• **Goal of the exercise**
Write out the whole listing exactly as it stands.

▼

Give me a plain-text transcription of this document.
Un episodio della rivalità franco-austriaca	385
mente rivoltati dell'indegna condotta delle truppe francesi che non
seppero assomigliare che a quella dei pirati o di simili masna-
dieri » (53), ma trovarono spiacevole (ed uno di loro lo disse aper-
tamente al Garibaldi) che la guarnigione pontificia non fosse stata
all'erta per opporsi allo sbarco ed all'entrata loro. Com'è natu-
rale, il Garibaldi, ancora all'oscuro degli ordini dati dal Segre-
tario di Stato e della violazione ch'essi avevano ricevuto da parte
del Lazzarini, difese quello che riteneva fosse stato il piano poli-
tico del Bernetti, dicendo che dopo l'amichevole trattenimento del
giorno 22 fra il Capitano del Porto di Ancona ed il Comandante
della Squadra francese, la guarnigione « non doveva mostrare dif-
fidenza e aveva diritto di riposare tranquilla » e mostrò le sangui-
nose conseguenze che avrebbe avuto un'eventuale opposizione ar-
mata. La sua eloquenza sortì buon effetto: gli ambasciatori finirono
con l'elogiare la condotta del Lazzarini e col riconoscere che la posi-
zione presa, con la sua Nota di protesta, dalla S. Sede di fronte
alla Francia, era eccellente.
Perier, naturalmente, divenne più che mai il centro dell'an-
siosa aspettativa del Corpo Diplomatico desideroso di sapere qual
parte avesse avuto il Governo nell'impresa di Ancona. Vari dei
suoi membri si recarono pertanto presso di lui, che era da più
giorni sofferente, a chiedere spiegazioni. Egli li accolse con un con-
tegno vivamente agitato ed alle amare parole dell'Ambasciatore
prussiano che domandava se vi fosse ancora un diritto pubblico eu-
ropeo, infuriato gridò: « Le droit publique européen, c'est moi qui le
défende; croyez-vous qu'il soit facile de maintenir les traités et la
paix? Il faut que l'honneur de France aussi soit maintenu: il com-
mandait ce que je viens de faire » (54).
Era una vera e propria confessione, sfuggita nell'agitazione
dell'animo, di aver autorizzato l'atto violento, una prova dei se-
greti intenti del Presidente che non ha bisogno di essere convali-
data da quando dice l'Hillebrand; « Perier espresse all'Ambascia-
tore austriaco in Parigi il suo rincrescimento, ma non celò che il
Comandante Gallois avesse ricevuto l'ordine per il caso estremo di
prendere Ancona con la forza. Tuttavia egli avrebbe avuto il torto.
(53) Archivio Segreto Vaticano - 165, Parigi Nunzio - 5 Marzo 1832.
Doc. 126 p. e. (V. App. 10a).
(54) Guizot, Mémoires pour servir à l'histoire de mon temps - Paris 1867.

▲

• **Exercise result**
Give me a plain-text transcription of this document.
Un episodio della rivalità franco-austriaca	385
mente rivoltati dell'indegna condotta delle truppe francesi che non
seppero assomigliare che a quella dei pirati o di simili masna-
dieri » (53), ma trovarono spiacevole (ed uno di loro lo disse aper-
tamente al Garibaldi) che la guarnigione pontificia non fosse stata
all'erta per opporsi allo sbarco ed all'entrata loro. Com'è natu-
rale, il Garibaldi, ancora all'oscuro degli ordini dati dal Segre-
tario di Stato e della violazione ch'essi avevano ricevuto da parte
del Lazzarini, difese quello che riteneva fosse stato il piano poli-
tico del Bernetti, dicendo che dopo l'amichevole trattenimento del
giorno 22 fra il Capitano del Porto di Ancona ed il Comandante
della Squadra francese, la guarnigione « non doveva mostrare dif-
fidenza e aveva diritto di riposare tranquilla » e mostrò le sangui-
nose conseguenze che avrebbe avuto un'eventuale opposizione ar-
mata. La sua eloquenza sortì buon effetto: gli ambasciatori finirono
con l'elogiare la condotta del Lazzarini e col riconoscere che la posi-
zione presa, con la sua Nota di protesta, dalla S. Sede di fronte
alla Francia, era eccellente.
Perier, naturalmente, divenne più che mai il centro dell'an-
siosa aspettativa del Corpo Diplomatico desideroso di sapere qual
parte avesse avuto il Governo nell'impresa di Ancona. Vari dei
suoi membri si recarono pertanto presso di lui, che era da più
giorni sofferente, a chiedere spiegazioni. Egli li accolse con un con-
tegno vivamente agitato ed alle amare parole dell'Ambasciatore
prussiano che domandava se vi fosse ancora un diritto pubblico eu-
ropeo, infuriato gridò: « Le droit publique européen, c'est moi qui le
défende; croyez-vous qu'il soit facile de maintenir les traités et la
paix? Il faut que l'honneur de France aussi soit maintenu: il com-
mandait ce que je viens de faire » (54).
Era una vera e propria confessione, sfuggita nell'agitazione
dell'animo, di aver autorizzato l'atto violento, una prova dei se-
greti intenti del Presidente che non ha bisogno di essere convali-
data da quando dice l'Hillebrand; « Perier espresse all'Ambascia-
tore austriaco in Parigi il suo rincrescimento, ma non celò che il
Comandante Gallois avesse ricevuto l'ordine per il caso estremo di
prendere Ancona con la forza. Tuttavia egli avrebbe avuto il torto.
(53) Archivio Segreto Vaticano - 165, Parigi Nunzio - 5 Marzo 1832.
Doc. 126 p. e. (V. App. 10a).
(54) Guizot, Mémoires pour servir à l'histoire de mon temps - Paris 1867.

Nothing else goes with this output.